[start of Material shown]
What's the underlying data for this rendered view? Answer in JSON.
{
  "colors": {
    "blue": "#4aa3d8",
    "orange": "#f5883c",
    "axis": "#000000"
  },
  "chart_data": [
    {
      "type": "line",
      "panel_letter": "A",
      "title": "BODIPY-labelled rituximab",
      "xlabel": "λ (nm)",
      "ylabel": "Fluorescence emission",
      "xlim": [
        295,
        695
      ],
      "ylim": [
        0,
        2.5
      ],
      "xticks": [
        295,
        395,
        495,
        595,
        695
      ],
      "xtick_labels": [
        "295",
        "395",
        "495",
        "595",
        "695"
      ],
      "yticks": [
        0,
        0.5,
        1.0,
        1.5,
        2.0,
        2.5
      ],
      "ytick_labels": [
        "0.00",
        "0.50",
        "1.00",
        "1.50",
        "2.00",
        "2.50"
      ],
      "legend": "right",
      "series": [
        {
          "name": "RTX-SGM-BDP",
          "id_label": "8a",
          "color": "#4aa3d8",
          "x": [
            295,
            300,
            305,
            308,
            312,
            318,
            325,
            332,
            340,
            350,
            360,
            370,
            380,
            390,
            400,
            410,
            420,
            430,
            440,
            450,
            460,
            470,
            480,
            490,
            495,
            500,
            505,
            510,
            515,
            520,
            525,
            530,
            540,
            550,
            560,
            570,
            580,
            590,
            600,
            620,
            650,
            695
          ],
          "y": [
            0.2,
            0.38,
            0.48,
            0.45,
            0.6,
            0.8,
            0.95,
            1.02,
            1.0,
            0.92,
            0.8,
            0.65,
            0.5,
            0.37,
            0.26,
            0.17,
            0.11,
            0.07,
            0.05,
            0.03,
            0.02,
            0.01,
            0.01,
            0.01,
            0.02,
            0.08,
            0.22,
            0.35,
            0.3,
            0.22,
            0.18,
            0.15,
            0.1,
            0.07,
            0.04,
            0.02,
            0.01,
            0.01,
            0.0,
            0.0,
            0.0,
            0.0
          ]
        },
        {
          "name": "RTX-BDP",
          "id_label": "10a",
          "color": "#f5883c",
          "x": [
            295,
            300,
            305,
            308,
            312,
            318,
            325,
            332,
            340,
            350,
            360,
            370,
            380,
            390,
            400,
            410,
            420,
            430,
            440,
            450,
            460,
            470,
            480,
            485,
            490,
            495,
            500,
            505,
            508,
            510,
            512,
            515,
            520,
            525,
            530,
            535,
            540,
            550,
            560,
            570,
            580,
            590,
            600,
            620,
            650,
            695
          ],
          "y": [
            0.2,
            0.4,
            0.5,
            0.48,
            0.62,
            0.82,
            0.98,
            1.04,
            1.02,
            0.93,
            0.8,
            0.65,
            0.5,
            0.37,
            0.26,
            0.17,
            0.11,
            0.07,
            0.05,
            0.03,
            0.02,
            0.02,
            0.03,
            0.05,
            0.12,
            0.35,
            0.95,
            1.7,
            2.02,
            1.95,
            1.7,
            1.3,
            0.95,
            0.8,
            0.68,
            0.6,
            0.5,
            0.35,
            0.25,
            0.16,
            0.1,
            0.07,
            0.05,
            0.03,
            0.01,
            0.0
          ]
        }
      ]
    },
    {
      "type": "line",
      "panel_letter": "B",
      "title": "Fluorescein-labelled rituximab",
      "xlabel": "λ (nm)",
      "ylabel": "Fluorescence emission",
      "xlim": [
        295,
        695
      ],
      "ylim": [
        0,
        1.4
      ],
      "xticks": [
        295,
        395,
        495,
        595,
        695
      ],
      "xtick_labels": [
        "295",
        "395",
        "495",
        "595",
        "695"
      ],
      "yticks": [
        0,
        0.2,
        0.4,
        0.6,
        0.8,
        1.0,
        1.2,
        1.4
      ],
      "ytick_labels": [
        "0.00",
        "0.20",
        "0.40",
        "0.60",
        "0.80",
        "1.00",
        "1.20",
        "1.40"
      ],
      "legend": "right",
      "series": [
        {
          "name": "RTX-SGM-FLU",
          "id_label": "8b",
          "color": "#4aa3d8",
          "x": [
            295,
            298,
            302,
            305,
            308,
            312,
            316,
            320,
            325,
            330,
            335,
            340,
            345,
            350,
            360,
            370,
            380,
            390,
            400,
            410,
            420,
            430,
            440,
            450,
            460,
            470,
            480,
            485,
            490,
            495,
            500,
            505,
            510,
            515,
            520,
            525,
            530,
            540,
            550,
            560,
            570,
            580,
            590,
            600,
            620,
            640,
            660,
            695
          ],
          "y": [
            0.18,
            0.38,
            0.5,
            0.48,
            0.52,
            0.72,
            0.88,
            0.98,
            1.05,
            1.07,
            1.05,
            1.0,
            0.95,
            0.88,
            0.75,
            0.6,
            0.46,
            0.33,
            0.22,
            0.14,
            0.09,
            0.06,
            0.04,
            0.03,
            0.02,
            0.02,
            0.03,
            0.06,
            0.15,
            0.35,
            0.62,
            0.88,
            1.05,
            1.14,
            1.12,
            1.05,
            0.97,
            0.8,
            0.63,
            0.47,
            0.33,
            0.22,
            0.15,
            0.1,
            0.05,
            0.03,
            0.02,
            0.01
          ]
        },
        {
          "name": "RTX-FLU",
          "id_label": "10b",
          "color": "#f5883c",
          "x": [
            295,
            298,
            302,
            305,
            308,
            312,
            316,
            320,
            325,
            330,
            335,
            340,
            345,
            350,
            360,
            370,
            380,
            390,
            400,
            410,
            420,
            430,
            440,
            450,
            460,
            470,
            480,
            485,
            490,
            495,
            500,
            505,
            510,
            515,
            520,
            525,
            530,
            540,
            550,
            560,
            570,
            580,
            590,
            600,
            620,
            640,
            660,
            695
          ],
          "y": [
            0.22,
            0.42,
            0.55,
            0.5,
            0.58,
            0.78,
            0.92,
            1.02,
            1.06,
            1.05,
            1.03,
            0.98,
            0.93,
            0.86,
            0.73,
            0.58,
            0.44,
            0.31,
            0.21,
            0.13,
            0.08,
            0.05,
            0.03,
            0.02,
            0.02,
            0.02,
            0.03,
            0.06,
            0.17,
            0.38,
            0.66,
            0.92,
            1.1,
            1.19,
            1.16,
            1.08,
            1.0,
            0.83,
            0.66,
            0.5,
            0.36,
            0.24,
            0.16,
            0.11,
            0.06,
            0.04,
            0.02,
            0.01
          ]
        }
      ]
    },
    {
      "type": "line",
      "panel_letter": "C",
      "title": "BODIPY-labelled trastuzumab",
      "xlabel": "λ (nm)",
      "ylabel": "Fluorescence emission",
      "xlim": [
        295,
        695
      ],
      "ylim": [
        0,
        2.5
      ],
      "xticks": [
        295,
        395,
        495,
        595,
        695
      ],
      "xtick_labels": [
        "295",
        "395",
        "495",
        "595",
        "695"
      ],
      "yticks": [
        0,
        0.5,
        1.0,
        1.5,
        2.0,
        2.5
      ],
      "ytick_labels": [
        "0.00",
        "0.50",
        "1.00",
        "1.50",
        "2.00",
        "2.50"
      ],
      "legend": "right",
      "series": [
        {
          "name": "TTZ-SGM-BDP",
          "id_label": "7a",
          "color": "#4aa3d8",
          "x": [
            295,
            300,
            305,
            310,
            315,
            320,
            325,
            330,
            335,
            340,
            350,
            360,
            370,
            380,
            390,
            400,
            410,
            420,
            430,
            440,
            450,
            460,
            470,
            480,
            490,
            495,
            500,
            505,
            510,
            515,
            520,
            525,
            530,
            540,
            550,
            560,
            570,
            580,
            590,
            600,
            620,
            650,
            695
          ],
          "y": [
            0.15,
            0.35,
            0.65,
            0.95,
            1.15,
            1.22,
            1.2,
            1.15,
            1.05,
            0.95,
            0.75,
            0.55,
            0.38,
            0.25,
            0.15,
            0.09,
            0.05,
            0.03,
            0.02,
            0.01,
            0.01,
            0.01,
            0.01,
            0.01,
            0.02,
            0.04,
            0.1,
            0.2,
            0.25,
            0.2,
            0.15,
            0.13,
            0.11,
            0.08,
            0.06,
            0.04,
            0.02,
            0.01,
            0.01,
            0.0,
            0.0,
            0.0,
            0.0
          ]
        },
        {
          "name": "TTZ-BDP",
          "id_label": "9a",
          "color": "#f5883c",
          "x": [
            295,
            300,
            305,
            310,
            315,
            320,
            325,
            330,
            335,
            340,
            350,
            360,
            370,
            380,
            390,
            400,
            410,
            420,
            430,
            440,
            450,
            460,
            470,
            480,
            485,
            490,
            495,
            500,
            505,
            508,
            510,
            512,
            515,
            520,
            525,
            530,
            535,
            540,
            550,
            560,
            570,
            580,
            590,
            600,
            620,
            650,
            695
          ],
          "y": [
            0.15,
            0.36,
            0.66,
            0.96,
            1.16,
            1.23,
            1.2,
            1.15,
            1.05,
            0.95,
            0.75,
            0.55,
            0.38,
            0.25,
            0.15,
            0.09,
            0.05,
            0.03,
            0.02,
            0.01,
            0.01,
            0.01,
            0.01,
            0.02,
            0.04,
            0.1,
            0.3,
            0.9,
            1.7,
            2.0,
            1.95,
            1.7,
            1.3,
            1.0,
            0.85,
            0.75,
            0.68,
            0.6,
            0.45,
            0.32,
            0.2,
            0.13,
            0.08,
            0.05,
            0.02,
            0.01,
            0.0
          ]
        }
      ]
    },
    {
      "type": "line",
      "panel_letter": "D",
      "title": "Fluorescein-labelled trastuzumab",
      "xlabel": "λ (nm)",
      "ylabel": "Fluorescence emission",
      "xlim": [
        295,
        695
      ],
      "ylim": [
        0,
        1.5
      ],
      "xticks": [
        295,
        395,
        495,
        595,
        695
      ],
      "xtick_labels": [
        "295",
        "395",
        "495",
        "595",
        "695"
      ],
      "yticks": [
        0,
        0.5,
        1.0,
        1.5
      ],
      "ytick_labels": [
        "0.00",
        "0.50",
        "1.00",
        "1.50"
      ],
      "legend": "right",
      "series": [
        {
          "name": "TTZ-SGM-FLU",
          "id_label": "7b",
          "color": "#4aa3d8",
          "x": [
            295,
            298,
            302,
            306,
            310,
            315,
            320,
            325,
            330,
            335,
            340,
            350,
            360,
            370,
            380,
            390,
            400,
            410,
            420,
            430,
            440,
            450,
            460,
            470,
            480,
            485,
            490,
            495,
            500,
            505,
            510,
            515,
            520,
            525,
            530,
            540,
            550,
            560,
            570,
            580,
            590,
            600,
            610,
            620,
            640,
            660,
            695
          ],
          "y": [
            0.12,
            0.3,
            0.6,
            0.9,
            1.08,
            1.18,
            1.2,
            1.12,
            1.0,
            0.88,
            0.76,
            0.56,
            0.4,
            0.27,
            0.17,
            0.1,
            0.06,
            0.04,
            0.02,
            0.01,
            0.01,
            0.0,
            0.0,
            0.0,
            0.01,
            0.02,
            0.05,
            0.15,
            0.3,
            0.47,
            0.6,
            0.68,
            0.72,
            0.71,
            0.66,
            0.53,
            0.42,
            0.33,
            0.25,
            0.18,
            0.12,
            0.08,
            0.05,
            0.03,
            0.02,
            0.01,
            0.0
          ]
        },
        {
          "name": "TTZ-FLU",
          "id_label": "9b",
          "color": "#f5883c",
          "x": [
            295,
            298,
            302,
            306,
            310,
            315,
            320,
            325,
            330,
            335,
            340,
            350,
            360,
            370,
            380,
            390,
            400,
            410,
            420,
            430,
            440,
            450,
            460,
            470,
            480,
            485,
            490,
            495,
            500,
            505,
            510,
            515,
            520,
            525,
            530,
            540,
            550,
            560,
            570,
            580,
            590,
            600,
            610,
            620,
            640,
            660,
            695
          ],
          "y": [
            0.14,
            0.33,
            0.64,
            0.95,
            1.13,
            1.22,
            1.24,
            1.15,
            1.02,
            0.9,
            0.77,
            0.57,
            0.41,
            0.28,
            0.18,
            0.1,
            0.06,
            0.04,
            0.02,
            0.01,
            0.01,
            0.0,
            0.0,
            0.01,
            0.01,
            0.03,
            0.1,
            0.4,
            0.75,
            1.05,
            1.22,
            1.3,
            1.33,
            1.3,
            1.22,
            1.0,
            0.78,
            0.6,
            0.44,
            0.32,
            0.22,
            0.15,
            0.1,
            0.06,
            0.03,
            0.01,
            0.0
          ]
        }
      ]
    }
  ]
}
[end of Material shown]
Written instruction
Say how many lines include the word "name"; reply with the number alone.

Finished task
8